=== Excerpted records ===
-------

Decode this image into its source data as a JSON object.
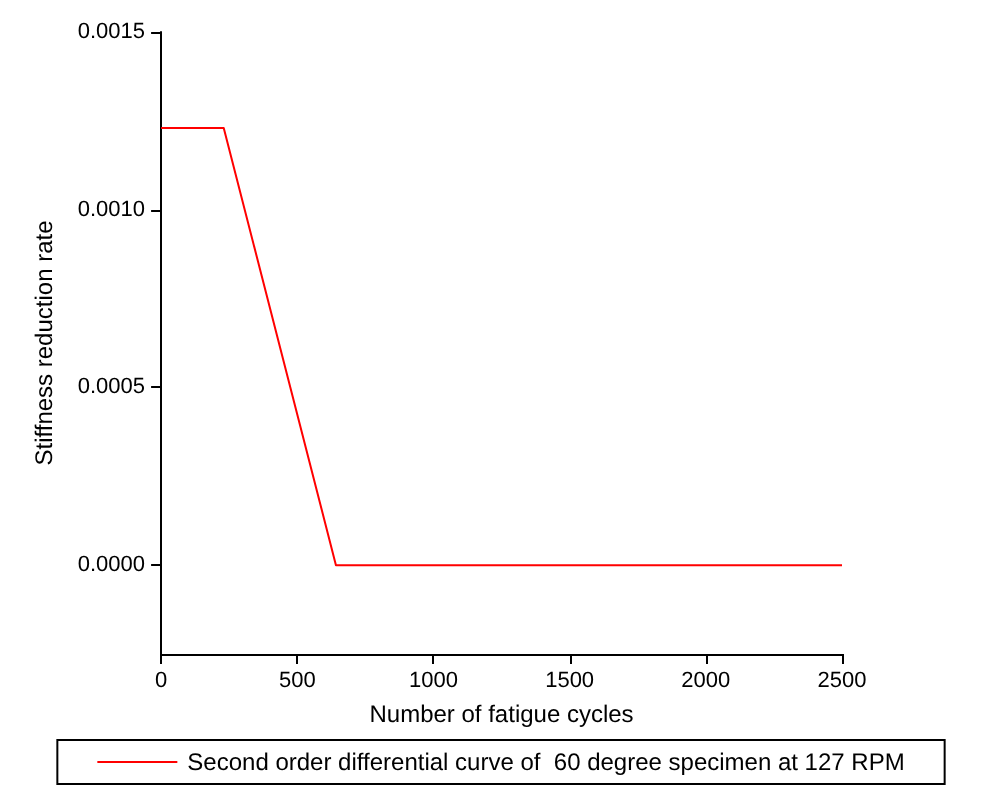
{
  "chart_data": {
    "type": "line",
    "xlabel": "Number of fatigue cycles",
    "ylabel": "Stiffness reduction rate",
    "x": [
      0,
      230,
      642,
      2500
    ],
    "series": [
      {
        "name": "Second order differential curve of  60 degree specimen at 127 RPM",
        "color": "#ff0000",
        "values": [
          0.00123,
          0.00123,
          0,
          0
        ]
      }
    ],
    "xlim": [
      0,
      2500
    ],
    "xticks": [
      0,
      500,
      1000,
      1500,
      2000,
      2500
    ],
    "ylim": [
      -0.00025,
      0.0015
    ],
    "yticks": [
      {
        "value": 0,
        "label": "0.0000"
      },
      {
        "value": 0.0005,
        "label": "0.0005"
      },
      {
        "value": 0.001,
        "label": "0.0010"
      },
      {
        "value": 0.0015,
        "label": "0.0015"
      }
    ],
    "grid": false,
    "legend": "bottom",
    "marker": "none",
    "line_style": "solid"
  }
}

-------

Reproduce each record from above exactly; pictures do not belong in the copy.

Decode this image into its source data as a JSON object.
{
  "chart_data": {
    "type": "line",
    "xlabel": "Number of fatigue cycles",
    "ylabel": "Stiffness reduction rate",
    "x": [
      0,
      230,
      642,
      2500
    ],
    "series": [
      {
        "name": "Second order differential curve of  60 degree specimen at 127 RPM",
        "color": "#ff0000",
        "values": [
          0.00123,
          0.00123,
          0,
          0
        ]
      }
    ],
    "xlim": [
      0,
      2500
    ],
    "xticks": [
      0,
      500,
      1000,
      1500,
      2000,
      2500
    ],
    "ylim": [
      -0.00025,
      0.0015
    ],
    "yticks": [
      {
        "value": 0,
        "label": "0.0000"
      },
      {
        "value": 0.0005,
        "label": "0.0005"
      },
      {
        "value": 0.001,
        "label": "0.0010"
      },
      {
        "value": 0.0015,
        "label": "0.0015"
      }
    ],
    "grid": false,
    "legend": "bottom",
    "marker": "none",
    "line_style": "solid"
  }
}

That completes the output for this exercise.